Collection entries:

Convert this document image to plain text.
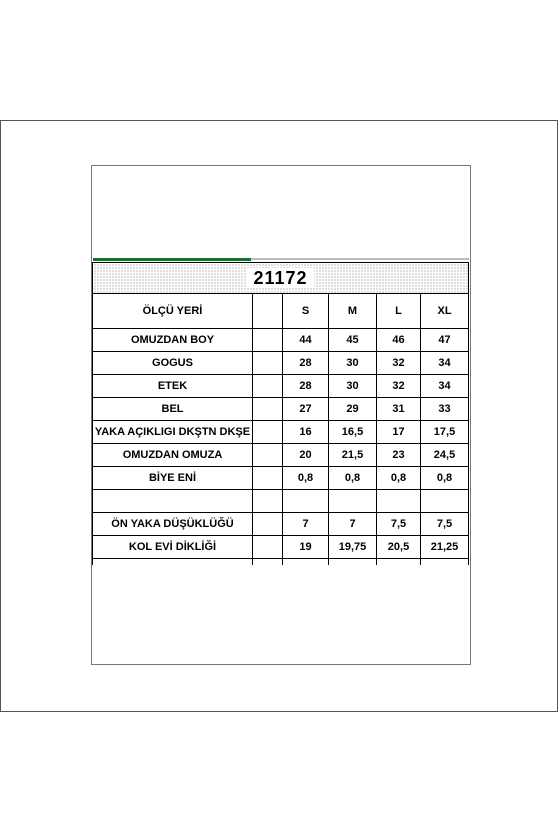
21172					
ÖLÇÜ YERİ		S	M	L	XL
OMUZDAN BOY		44	45	46	47
GOGUS		28	30	32	34
ETEK		28	30	32	34
BEL		27	29	31	33
YAKA AÇIKLIGI DKŞTN DKŞE		16	16,5	17	17,5
OMUZDAN OMUZA		20	21,5	23	24,5
BİYE ENİ		0,8	0,8	0,8	0,8

ÖN YAKA DÜŞÜKLÜĞÜ		7	7	7,5	7,5
KOL EVİ DİKLİĞİ		19	19,75	20,5	21,25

> _Exercise prompt_
Extract all the data above exactly, excluding every picture.

> _Finished answer_
Convert this document image to plain text.
21172					
ÖLÇÜ YERİ		S	M	L	XL
OMUZDAN BOY		44	45	46	47
GOGUS		28	30	32	34
ETEK		28	30	32	34
BEL		27	29	31	33
YAKA AÇIKLIGI DKŞTN DKŞE		16	16,5	17	17,5
OMUZDAN OMUZA		20	21,5	23	24,5
BİYE ENİ		0,8	0,8	0,8	0,8

ÖN YAKA DÜŞÜKLÜĞÜ		7	7	7,5	7,5
KOL EVİ DİKLİĞİ		19	19,75	20,5	21,25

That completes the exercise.